### Job
Using the listing below, report all lines holding the word "Reflectivity".

──────── Material to process

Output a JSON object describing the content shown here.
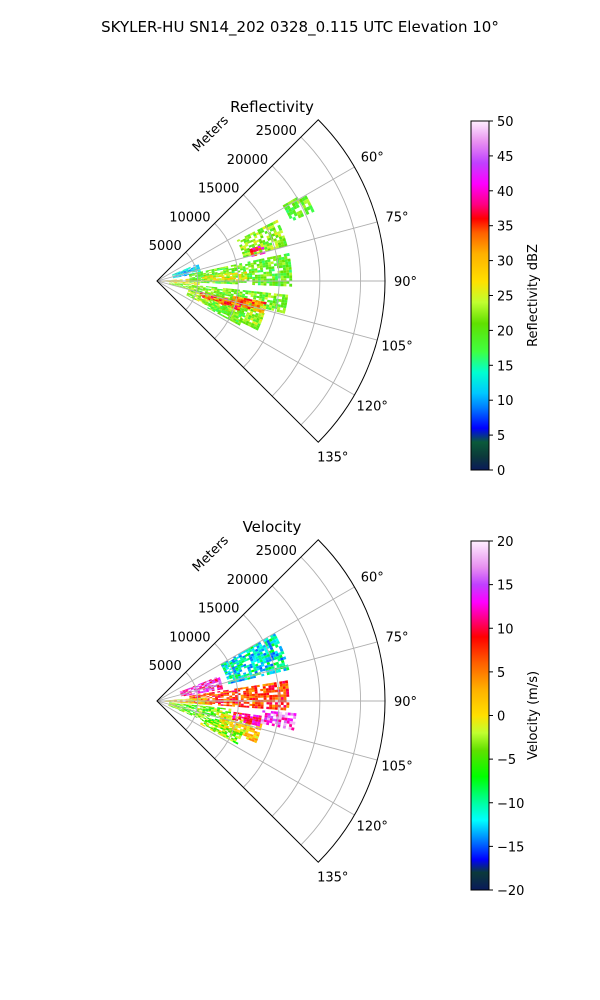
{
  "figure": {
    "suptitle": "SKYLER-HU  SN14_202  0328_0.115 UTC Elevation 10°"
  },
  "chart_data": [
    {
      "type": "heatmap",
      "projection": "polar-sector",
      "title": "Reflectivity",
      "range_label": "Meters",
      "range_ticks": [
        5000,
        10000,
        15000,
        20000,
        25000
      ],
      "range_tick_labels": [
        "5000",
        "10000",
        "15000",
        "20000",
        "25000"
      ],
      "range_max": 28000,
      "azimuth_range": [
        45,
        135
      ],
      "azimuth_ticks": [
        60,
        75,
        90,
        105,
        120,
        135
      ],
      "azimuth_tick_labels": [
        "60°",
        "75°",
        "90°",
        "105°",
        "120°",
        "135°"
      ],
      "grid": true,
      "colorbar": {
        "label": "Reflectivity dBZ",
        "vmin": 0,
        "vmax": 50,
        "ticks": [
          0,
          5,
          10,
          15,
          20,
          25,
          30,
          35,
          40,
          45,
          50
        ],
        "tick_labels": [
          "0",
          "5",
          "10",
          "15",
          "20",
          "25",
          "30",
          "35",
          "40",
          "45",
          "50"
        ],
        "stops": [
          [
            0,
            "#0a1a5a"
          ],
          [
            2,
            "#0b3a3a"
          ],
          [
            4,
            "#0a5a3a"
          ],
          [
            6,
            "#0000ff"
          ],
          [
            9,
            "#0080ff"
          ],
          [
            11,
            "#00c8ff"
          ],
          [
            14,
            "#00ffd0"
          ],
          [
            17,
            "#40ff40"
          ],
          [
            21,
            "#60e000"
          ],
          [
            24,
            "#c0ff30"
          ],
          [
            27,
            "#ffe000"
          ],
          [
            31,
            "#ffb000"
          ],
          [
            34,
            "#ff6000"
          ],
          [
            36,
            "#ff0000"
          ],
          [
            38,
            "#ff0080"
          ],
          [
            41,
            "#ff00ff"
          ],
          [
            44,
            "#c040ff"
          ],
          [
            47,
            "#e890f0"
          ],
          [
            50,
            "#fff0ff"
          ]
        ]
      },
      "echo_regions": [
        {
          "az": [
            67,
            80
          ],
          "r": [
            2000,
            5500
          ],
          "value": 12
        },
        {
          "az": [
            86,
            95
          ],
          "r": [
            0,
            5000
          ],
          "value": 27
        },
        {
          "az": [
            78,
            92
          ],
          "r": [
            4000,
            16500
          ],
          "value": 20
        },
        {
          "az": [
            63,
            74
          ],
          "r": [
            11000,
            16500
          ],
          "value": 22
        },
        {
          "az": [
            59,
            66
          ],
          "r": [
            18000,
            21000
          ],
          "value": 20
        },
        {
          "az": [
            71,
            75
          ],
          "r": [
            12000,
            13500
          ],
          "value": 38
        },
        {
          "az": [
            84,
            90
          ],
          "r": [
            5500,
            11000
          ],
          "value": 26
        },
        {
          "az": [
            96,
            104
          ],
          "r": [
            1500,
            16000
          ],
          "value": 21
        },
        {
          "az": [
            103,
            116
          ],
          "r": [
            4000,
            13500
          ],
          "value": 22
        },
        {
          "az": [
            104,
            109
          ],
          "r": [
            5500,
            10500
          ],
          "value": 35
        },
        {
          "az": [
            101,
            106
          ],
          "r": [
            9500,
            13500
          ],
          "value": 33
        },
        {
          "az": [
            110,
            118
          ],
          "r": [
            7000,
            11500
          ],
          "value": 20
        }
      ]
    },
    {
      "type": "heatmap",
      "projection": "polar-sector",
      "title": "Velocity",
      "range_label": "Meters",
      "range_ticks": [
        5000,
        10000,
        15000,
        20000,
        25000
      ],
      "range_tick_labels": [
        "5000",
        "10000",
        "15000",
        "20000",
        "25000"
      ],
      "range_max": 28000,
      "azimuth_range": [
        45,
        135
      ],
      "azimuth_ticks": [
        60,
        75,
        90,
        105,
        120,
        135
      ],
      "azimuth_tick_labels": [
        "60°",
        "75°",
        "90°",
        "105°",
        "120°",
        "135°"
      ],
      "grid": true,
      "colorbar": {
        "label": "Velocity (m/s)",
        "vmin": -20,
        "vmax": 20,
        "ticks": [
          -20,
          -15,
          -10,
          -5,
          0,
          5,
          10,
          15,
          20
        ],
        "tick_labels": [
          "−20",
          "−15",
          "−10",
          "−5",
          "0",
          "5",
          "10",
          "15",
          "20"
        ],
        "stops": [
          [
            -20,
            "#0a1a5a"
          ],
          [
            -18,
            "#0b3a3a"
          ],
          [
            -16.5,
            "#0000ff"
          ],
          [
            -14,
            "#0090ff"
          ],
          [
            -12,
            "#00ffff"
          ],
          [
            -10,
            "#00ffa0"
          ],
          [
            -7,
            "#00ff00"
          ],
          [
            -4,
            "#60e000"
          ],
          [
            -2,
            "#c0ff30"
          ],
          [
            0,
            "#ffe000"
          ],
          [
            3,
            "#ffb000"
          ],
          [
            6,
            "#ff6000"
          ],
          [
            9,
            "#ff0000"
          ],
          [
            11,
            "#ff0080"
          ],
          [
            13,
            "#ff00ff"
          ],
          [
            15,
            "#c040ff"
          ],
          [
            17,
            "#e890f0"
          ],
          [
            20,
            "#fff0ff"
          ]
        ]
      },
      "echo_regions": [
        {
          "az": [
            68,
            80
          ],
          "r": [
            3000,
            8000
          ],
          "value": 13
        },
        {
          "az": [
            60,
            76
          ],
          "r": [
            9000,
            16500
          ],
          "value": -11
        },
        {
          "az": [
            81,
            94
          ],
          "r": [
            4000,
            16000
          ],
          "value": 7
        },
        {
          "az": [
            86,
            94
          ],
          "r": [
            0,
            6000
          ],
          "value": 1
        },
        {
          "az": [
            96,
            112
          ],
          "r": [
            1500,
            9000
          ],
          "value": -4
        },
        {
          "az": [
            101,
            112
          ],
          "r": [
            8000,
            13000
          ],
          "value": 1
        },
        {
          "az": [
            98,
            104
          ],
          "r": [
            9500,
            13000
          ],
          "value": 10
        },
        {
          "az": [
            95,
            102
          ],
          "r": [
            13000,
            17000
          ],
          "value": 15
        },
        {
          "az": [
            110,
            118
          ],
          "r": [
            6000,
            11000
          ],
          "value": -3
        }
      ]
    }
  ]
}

────────────────
──────── Material to process

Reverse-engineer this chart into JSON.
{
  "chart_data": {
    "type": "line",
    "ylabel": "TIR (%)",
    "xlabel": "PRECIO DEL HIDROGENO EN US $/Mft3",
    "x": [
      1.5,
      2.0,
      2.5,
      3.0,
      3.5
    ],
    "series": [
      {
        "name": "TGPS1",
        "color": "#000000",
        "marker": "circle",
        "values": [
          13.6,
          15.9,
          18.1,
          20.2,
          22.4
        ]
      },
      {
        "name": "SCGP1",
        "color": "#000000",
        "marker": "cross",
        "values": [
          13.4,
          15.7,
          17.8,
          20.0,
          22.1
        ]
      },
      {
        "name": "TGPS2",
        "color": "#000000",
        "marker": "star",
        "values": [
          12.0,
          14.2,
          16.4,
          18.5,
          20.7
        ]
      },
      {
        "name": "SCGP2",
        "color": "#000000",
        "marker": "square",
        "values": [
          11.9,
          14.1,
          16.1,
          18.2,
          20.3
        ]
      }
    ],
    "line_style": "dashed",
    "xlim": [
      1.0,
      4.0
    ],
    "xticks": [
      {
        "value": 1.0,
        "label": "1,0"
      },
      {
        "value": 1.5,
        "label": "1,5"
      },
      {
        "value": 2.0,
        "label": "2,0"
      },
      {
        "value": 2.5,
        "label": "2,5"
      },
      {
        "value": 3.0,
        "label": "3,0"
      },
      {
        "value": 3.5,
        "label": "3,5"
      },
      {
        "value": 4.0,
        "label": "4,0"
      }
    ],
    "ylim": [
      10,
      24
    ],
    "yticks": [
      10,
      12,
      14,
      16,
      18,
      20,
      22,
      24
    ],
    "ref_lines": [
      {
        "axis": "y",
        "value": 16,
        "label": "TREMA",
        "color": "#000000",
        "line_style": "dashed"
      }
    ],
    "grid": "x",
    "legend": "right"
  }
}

────────────────

### Reply
      "title": "Reflectivity",
        "label": "Reflectivity dBZ",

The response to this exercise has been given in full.